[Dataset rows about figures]
-.-.-

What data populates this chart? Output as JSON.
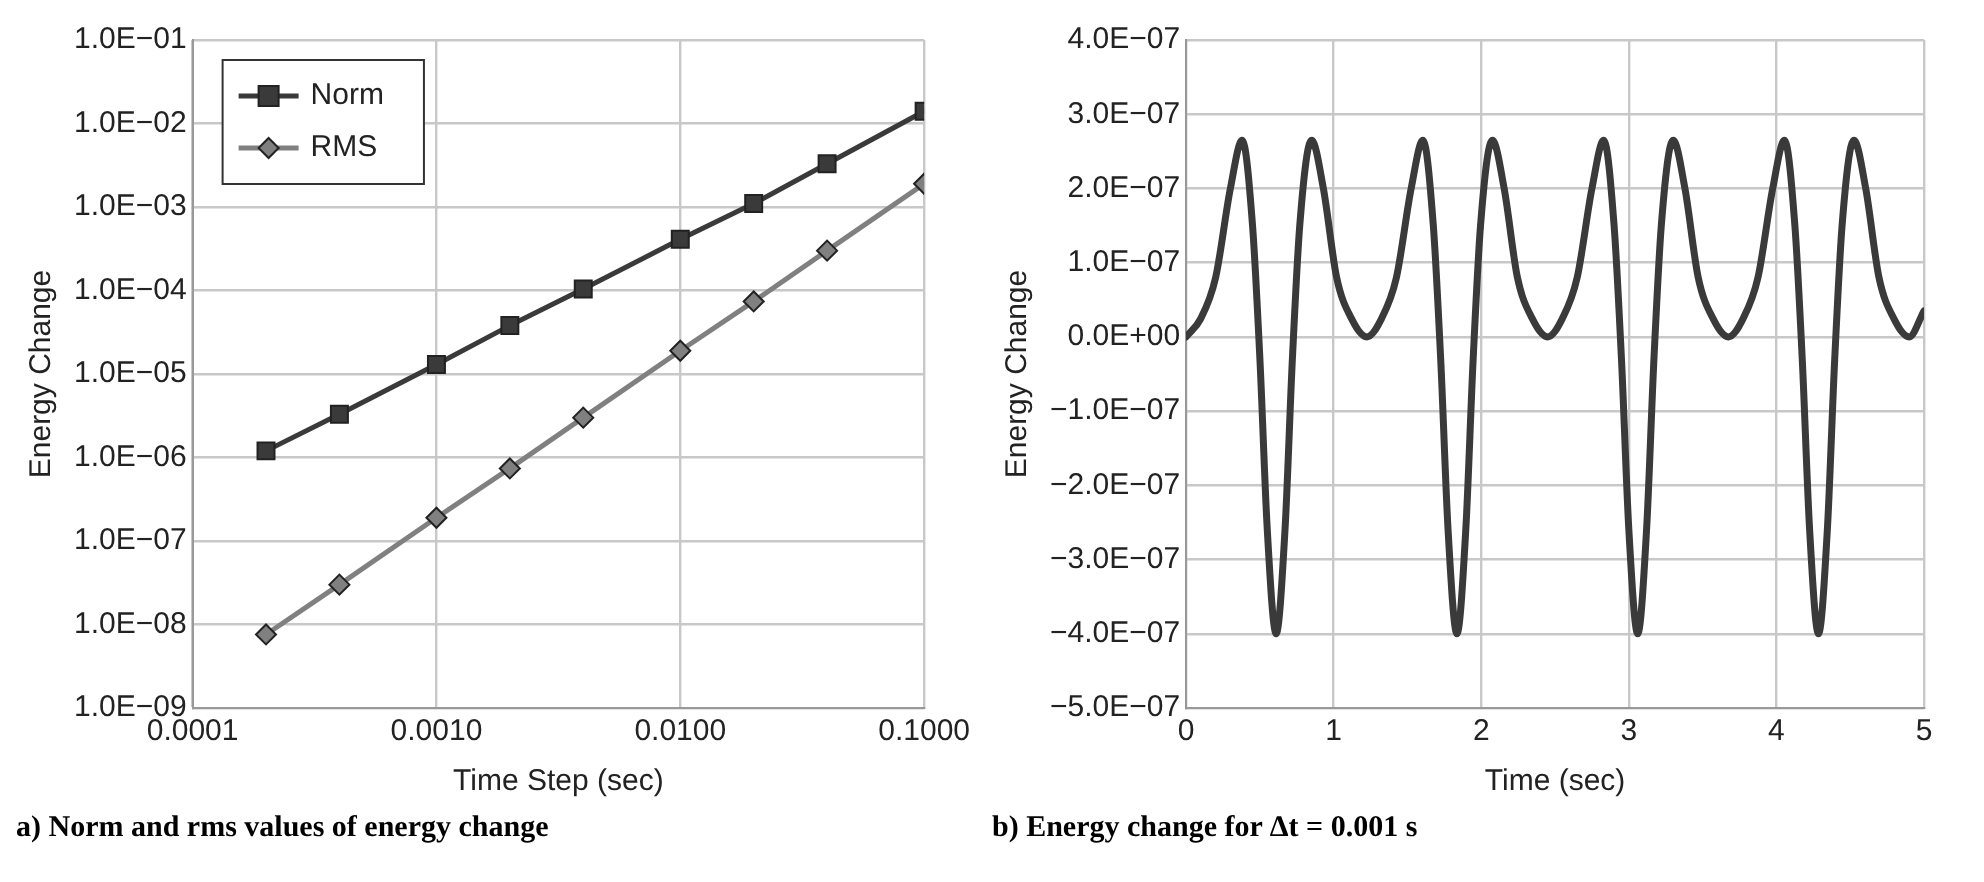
{
  "chart_data": [
    {
      "type": "line",
      "xlabel": "Time Step (sec)",
      "ylabel": "Energy Change",
      "log": "xy",
      "grid": true,
      "legend": "top left",
      "xlim": [
        0.0001,
        0.1
      ],
      "xticks": [
        {
          "value": 0.0001,
          "label": "0.0001"
        },
        {
          "value": 0.001,
          "label": "0.0010"
        },
        {
          "value": 0.01,
          "label": "0.0100"
        },
        {
          "value": 0.1,
          "label": "0.1000"
        }
      ],
      "ylim": [
        1e-09,
        0.1
      ],
      "yticks": [
        {
          "value": 1e-09,
          "label": "1.0E−09"
        },
        {
          "value": 1e-08,
          "label": "1.0E−08"
        },
        {
          "value": 1e-07,
          "label": "1.0E−07"
        },
        {
          "value": 1e-06,
          "label": "1.0E−06"
        },
        {
          "value": 1e-05,
          "label": "1.0E−05"
        },
        {
          "value": 0.0001,
          "label": "1.0E−04"
        },
        {
          "value": 0.001,
          "label": "1.0E−03"
        },
        {
          "value": 0.01,
          "label": "1.0E−02"
        },
        {
          "value": 0.1,
          "label": "1.0E−01"
        }
      ],
      "x": [
        0.0002,
        0.0004,
        0.001,
        0.002,
        0.004,
        0.01,
        0.02,
        0.04,
        0.1
      ],
      "series": [
        {
          "name": "Norm",
          "color": "#3a3a3a",
          "marker": "square",
          "values": [
            1.2e-06,
            3.3e-06,
            1.3e-05,
            3.8e-05,
            0.000104,
            0.00041,
            0.0011,
            0.0033,
            0.014
          ]
        },
        {
          "name": "RMS",
          "color": "#808080",
          "marker": "diamond",
          "values": [
            7.6e-09,
            3e-08,
            1.9e-07,
            7.4e-07,
            3e-06,
            1.9e-05,
            7.4e-05,
            0.0003,
            0.0019
          ]
        }
      ],
      "annotations": [
        "a) Norm and rms values of energy change"
      ]
    },
    {
      "type": "line",
      "xlabel": "Time (sec)",
      "ylabel": "Energy Change",
      "grid": true,
      "marker": "none",
      "xlim": [
        0,
        5
      ],
      "xticks": [
        0,
        1,
        2,
        3,
        4,
        5
      ],
      "ylim": [
        -5e-07,
        4e-07
      ],
      "yticks": [
        {
          "value": -5e-07,
          "label": "−5.0E−07"
        },
        {
          "value": -4e-07,
          "label": "−4.0E−07"
        },
        {
          "value": -3e-07,
          "label": "−3.0E−07"
        },
        {
          "value": -2e-07,
          "label": "−2.0E−07"
        },
        {
          "value": -1e-07,
          "label": "−1.0E−07"
        },
        {
          "value": 0,
          "label": "0.0E+00"
        },
        {
          "value": 1e-07,
          "label": "1.0E−07"
        },
        {
          "value": 2e-07,
          "label": "2.0E−07"
        },
        {
          "value": 3e-07,
          "label": "3.0E−07"
        },
        {
          "value": 4e-07,
          "label": "4.0E−07"
        }
      ],
      "x": [
        0,
        0.1,
        0.2,
        0.3,
        0.38,
        0.45,
        0.5,
        0.55,
        0.61,
        0.67,
        0.72,
        0.77,
        0.85,
        0.93,
        1.02,
        1.12,
        1.225,
        1.325,
        1.425,
        1.525,
        1.605,
        1.675,
        1.725,
        1.775,
        1.835,
        1.895,
        1.945,
        1.995,
        2.075,
        2.155,
        2.245,
        2.345,
        2.45,
        2.55,
        2.65,
        2.75,
        2.83,
        2.9,
        2.95,
        3.0,
        3.06,
        3.12,
        3.17,
        3.22,
        3.3,
        3.38,
        3.47,
        3.57,
        3.675,
        3.775,
        3.875,
        3.975,
        4.055,
        4.125,
        4.175,
        4.225,
        4.285,
        4.345,
        4.395,
        4.445,
        4.525,
        4.605,
        4.695,
        4.795,
        4.9,
        5.0
      ],
      "series": [
        {
          "color": "#3a3a3a",
          "values": [
            0,
            2.5e-08,
            8e-08,
            2e-07,
            2.65e-07,
            1.5e-07,
            -3e-08,
            -2.6e-07,
            -4e-07,
            -2.6e-07,
            -3e-08,
            1.5e-07,
            2.65e-07,
            2e-07,
            8e-08,
            2.5e-08,
            0,
            2.5e-08,
            8e-08,
            2e-07,
            2.65e-07,
            1.5e-07,
            -3e-08,
            -2.6e-07,
            -4e-07,
            -2.6e-07,
            -3e-08,
            1.5e-07,
            2.65e-07,
            2e-07,
            8e-08,
            2.5e-08,
            0,
            2.5e-08,
            8e-08,
            2e-07,
            2.65e-07,
            1.5e-07,
            -3e-08,
            -2.6e-07,
            -4e-07,
            -2.6e-07,
            -3e-08,
            1.5e-07,
            2.65e-07,
            2e-07,
            8e-08,
            2.5e-08,
            0,
            2.5e-08,
            8e-08,
            2e-07,
            2.65e-07,
            1.5e-07,
            -3e-08,
            -2.6e-07,
            -4e-07,
            -2.6e-07,
            -3e-08,
            1.5e-07,
            2.65e-07,
            2e-07,
            8e-08,
            2.5e-08,
            0,
            3.5e-08
          ]
        }
      ],
      "annotations": [
        "b) Energy change for Δt = 0.001 s"
      ]
    }
  ]
}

-.-.-

Extract the full listing exactly, with the pictures left out.

- OUTPUT OF THE EXERCISE -
What data populates this chart? Output as JSON.
{
  "chart_data": [
    {
      "type": "line",
      "xlabel": "Time Step (sec)",
      "ylabel": "Energy Change",
      "log": "xy",
      "grid": true,
      "legend": "top left",
      "xlim": [
        0.0001,
        0.1
      ],
      "xticks": [
        {
          "value": 0.0001,
          "label": "0.0001"
        },
        {
          "value": 0.001,
          "label": "0.0010"
        },
        {
          "value": 0.01,
          "label": "0.0100"
        },
        {
          "value": 0.1,
          "label": "0.1000"
        }
      ],
      "ylim": [
        1e-09,
        0.1
      ],
      "yticks": [
        {
          "value": 1e-09,
          "label": "1.0E−09"
        },
        {
          "value": 1e-08,
          "label": "1.0E−08"
        },
        {
          "value": 1e-07,
          "label": "1.0E−07"
        },
        {
          "value": 1e-06,
          "label": "1.0E−06"
        },
        {
          "value": 1e-05,
          "label": "1.0E−05"
        },
        {
          "value": 0.0001,
          "label": "1.0E−04"
        },
        {
          "value": 0.001,
          "label": "1.0E−03"
        },
        {
          "value": 0.01,
          "label": "1.0E−02"
        },
        {
          "value": 0.1,
          "label": "1.0E−01"
        }
      ],
      "x": [
        0.0002,
        0.0004,
        0.001,
        0.002,
        0.004,
        0.01,
        0.02,
        0.04,
        0.1
      ],
      "series": [
        {
          "name": "Norm",
          "color": "#3a3a3a",
          "marker": "square",
          "values": [
            1.2e-06,
            3.3e-06,
            1.3e-05,
            3.8e-05,
            0.000104,
            0.00041,
            0.0011,
            0.0033,
            0.014
          ]
        },
        {
          "name": "RMS",
          "color": "#808080",
          "marker": "diamond",
          "values": [
            7.6e-09,
            3e-08,
            1.9e-07,
            7.4e-07,
            3e-06,
            1.9e-05,
            7.4e-05,
            0.0003,
            0.0019
          ]
        }
      ],
      "annotations": [
        "a) Norm and rms values of energy change"
      ]
    },
    {
      "type": "line",
      "xlabel": "Time (sec)",
      "ylabel": "Energy Change",
      "grid": true,
      "marker": "none",
      "xlim": [
        0,
        5
      ],
      "xticks": [
        0,
        1,
        2,
        3,
        4,
        5
      ],
      "ylim": [
        -5e-07,
        4e-07
      ],
      "yticks": [
        {
          "value": -5e-07,
          "label": "−5.0E−07"
        },
        {
          "value": -4e-07,
          "label": "−4.0E−07"
        },
        {
          "value": -3e-07,
          "label": "−3.0E−07"
        },
        {
          "value": -2e-07,
          "label": "−2.0E−07"
        },
        {
          "value": -1e-07,
          "label": "−1.0E−07"
        },
        {
          "value": 0,
          "label": "0.0E+00"
        },
        {
          "value": 1e-07,
          "label": "1.0E−07"
        },
        {
          "value": 2e-07,
          "label": "2.0E−07"
        },
        {
          "value": 3e-07,
          "label": "3.0E−07"
        },
        {
          "value": 4e-07,
          "label": "4.0E−07"
        }
      ],
      "x": [
        0,
        0.1,
        0.2,
        0.3,
        0.38,
        0.45,
        0.5,
        0.55,
        0.61,
        0.67,
        0.72,
        0.77,
        0.85,
        0.93,
        1.02,
        1.12,
        1.225,
        1.325,
        1.425,
        1.525,
        1.605,
        1.675,
        1.725,
        1.775,
        1.835,
        1.895,
        1.945,
        1.995,
        2.075,
        2.155,
        2.245,
        2.345,
        2.45,
        2.55,
        2.65,
        2.75,
        2.83,
        2.9,
        2.95,
        3.0,
        3.06,
        3.12,
        3.17,
        3.22,
        3.3,
        3.38,
        3.47,
        3.57,
        3.675,
        3.775,
        3.875,
        3.975,
        4.055,
        4.125,
        4.175,
        4.225,
        4.285,
        4.345,
        4.395,
        4.445,
        4.525,
        4.605,
        4.695,
        4.795,
        4.9,
        5.0
      ],
      "series": [
        {
          "color": "#3a3a3a",
          "values": [
            0,
            2.5e-08,
            8e-08,
            2e-07,
            2.65e-07,
            1.5e-07,
            -3e-08,
            -2.6e-07,
            -4e-07,
            -2.6e-07,
            -3e-08,
            1.5e-07,
            2.65e-07,
            2e-07,
            8e-08,
            2.5e-08,
            0,
            2.5e-08,
            8e-08,
            2e-07,
            2.65e-07,
            1.5e-07,
            -3e-08,
            -2.6e-07,
            -4e-07,
            -2.6e-07,
            -3e-08,
            1.5e-07,
            2.65e-07,
            2e-07,
            8e-08,
            2.5e-08,
            0,
            2.5e-08,
            8e-08,
            2e-07,
            2.65e-07,
            1.5e-07,
            -3e-08,
            -2.6e-07,
            -4e-07,
            -2.6e-07,
            -3e-08,
            1.5e-07,
            2.65e-07,
            2e-07,
            8e-08,
            2.5e-08,
            0,
            2.5e-08,
            8e-08,
            2e-07,
            2.65e-07,
            1.5e-07,
            -3e-08,
            -2.6e-07,
            -4e-07,
            -2.6e-07,
            -3e-08,
            1.5e-07,
            2.65e-07,
            2e-07,
            8e-08,
            2.5e-08,
            0,
            3.5e-08
          ]
        }
      ],
      "annotations": [
        "b) Energy change for Δt = 0.001 s"
      ]
    }
  ]
}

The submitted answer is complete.